Work to do → Pick out every line that holds the string "polvo" and copy it.

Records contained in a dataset
-- start --
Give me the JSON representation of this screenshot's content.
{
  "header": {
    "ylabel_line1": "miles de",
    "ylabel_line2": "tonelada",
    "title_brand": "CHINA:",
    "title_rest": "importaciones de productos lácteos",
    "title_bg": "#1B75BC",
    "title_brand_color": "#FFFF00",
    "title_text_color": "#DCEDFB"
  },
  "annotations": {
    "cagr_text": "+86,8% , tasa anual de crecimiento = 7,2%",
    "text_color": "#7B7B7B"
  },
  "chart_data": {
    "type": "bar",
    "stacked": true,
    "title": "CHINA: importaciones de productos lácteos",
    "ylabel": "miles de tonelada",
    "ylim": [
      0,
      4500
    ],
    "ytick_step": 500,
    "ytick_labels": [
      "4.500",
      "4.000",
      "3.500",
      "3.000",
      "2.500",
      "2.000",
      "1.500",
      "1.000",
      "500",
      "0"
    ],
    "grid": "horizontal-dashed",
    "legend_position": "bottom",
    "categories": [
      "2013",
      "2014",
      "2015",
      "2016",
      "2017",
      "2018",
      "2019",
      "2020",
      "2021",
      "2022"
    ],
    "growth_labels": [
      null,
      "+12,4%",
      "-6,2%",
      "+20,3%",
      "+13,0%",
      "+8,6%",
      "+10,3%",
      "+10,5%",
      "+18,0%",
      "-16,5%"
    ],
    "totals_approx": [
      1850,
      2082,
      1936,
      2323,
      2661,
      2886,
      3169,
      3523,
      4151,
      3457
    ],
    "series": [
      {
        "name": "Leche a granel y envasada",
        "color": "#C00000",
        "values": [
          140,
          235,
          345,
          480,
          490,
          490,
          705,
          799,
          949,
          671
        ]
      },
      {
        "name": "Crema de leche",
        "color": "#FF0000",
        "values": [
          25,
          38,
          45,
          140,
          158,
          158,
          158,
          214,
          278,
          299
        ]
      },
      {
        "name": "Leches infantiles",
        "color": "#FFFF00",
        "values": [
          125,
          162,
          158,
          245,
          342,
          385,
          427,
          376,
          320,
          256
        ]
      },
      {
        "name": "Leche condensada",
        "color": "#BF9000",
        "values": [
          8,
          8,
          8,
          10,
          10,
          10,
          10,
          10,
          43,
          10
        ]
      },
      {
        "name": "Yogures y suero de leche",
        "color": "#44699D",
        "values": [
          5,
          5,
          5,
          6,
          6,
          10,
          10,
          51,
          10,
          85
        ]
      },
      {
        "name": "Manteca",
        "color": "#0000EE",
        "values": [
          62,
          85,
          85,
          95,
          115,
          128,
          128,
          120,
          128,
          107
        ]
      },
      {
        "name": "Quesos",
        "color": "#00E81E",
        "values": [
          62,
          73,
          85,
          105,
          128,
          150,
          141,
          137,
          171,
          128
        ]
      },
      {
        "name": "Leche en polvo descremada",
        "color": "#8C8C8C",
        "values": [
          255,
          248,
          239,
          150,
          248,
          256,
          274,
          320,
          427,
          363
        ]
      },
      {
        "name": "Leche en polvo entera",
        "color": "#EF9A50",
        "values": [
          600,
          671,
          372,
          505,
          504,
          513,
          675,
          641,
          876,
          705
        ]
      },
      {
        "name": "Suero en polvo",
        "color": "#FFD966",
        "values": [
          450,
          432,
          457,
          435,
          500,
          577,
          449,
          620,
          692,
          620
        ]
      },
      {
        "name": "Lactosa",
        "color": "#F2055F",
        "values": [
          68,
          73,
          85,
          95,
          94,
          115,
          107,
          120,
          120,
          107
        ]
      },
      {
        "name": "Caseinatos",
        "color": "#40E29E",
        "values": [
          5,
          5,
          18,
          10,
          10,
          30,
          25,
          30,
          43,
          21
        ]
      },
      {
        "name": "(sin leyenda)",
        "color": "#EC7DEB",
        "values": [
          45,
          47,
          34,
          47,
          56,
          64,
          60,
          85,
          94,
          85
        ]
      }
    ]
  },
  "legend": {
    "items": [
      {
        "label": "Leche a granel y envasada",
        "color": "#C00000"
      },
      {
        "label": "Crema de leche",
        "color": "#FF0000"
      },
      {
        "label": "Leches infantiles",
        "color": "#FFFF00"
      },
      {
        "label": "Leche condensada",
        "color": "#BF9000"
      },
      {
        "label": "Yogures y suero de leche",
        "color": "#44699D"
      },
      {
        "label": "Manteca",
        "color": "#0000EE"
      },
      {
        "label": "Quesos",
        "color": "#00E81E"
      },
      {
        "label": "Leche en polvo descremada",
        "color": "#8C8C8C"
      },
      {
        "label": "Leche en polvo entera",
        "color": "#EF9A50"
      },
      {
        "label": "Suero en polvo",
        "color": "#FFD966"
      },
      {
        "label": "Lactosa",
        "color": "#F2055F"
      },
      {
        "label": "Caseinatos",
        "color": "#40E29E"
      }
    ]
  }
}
-- end --
Written solution →
        "name": "Leche en polvo descremada",
        "name": "Leche en polvo entera",
        "name": "Suero en polvo",
        "label": "Leche en polvo descremada",
        "label": "Leche en polvo entera",
        "label": "Suero en polvo",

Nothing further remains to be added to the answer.